[Start of Excerpted text]
You should be able to take naked photos of yourself. But if you choose to store them using technology that isn’t secure and that you don’t quite understand, there’s every chance they will reach places you’d rather they didn’t.
In the case of the latest leak, in which around 100 celebrities have been targeted, it’s obvious that the women involved believed that the technology they were using was secure. Apple’s iCloud does seem secure, after all. But when the stakes are high, the hackers raise their game. In this case, their methods worked: graphic images and videos have whizzed round the internet. They aren’t exactly hard to find (and, despite all the self-righteous posturing, people will be trying – men and women alike).
Rather than getting into a debate about the politics of revenge porn, it would be far more productive to address the real problem: many women are completely clueless about digital privacy and data. We are addicted to our smartphones and load them up with all sorts of sensitive information, but have no idea how they actually work. The ‘cloud’ sounds cute, cuddly and safe – a haven for your lovely memories. But ignorance of how the cloud works has done untold damage. Many of the women involved in the latest hack thought explicit images had been deleted from their phones. They weren’t aware that flaws in security left them undeleted elsewhere on the internet.
[End of Excerpted text]
[Start of Record excerpts]
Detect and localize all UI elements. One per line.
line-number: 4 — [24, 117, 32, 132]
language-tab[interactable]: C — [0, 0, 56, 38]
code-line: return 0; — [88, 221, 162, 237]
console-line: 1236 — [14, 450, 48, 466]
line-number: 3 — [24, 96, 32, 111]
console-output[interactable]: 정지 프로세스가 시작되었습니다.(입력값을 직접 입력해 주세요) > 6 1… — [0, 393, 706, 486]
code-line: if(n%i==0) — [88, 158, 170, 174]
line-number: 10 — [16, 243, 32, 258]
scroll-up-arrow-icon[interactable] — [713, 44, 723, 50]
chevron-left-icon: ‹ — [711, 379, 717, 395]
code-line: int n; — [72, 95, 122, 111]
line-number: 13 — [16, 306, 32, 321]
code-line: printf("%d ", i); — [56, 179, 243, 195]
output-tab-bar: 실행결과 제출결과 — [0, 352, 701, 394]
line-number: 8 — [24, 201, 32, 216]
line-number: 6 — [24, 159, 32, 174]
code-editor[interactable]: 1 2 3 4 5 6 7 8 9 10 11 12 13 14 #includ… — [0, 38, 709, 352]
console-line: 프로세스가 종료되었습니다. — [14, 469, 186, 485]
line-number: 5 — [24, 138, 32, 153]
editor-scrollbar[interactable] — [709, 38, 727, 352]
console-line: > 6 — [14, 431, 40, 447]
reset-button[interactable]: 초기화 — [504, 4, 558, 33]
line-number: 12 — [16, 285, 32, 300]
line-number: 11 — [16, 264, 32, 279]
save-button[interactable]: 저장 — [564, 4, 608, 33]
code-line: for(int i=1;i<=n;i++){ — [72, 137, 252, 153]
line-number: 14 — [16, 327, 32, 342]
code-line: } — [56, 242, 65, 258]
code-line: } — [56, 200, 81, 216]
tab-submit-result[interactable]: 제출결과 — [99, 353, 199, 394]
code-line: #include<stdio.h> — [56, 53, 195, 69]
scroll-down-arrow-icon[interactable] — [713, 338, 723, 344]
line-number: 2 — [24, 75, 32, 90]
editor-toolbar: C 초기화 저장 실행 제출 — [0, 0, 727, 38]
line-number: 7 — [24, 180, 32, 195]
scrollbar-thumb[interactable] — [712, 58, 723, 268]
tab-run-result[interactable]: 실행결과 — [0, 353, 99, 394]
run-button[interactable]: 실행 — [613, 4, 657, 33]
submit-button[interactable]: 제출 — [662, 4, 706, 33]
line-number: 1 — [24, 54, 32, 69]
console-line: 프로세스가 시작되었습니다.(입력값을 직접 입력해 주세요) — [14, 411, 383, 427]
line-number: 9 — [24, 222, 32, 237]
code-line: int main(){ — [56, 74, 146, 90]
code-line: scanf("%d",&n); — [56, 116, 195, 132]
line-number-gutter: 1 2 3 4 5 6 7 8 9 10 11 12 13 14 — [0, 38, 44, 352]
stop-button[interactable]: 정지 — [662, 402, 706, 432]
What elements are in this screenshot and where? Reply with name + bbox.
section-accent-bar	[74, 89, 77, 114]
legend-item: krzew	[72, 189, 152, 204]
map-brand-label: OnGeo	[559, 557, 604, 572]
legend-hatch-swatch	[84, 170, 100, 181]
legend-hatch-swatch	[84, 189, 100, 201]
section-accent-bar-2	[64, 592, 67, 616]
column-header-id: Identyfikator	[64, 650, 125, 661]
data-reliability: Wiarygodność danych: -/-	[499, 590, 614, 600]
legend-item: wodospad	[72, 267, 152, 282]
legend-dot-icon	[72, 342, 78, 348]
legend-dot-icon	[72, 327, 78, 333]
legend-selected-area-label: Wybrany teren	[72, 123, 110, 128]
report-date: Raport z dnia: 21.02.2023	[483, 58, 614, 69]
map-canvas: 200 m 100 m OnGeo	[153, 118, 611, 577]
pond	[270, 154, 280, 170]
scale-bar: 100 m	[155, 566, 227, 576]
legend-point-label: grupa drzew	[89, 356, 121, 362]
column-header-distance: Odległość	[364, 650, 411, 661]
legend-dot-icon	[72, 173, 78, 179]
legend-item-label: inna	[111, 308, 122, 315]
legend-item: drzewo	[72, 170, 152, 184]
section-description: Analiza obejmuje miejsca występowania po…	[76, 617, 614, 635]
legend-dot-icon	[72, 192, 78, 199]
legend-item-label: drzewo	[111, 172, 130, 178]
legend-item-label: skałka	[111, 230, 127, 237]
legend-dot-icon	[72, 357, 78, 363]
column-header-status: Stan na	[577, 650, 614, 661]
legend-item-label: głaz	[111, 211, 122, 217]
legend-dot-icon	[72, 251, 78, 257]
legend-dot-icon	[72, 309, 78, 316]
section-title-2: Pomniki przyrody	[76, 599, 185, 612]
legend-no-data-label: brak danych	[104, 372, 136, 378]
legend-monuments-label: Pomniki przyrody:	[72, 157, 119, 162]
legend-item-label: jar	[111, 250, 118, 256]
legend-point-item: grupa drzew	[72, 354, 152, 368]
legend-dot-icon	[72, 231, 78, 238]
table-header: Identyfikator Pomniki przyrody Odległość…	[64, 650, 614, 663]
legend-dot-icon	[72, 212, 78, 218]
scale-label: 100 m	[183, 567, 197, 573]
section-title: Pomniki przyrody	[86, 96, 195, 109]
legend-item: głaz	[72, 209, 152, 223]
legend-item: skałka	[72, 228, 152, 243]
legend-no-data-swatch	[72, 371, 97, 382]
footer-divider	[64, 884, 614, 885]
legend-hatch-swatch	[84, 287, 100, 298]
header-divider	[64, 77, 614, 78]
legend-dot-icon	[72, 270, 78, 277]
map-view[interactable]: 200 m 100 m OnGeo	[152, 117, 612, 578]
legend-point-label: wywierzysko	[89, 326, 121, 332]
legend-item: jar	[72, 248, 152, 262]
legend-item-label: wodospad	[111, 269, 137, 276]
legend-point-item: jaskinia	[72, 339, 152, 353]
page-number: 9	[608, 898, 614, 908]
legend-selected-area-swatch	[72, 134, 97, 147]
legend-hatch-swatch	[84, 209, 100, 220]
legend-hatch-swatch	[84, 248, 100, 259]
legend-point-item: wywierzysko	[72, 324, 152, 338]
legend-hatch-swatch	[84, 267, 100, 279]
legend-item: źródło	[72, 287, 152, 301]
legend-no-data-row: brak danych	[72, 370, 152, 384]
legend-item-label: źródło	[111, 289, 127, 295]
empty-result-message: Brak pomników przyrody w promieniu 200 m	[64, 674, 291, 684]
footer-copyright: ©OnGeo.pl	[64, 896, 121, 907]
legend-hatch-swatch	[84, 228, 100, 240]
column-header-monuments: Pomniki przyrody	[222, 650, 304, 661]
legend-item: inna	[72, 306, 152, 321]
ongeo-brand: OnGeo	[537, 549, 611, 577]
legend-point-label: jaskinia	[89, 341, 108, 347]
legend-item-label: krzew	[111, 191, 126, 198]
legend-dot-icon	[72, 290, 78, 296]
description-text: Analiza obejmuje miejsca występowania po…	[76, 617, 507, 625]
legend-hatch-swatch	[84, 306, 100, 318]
[End of Record excerpts]
[Start of Record excerpts]
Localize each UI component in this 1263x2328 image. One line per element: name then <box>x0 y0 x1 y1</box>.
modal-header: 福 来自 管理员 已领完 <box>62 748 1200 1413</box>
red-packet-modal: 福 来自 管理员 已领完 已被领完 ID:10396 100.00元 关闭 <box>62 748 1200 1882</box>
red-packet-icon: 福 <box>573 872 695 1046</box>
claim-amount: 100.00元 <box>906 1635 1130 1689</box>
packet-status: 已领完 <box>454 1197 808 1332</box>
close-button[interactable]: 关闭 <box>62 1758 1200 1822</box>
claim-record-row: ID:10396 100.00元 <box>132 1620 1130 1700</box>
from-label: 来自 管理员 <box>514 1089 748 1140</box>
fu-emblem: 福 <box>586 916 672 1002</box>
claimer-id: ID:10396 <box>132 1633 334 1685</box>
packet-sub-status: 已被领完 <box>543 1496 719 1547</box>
[End of Record excerpts]
**Task to complete:** Copy the part of the text about the celebrity photo leak between "In the case" and "and women alike).", inclusive, changing "hackers" to "attackers".

**Complete answer:**
In the case of the latest leak, in which around 100 celebrities have been targeted, it’s obvious that the women involved believed that the technology they were using was secure. Apple’s iCloud does seem secure, after all. But when the stakes are high, the attackers raise their game. In this case, their methods worked: graphic images and videos have whizzed round the internet. They aren’t exactly hard to find (and, despite all the self-righteous posturing, people will be trying – men and women alike).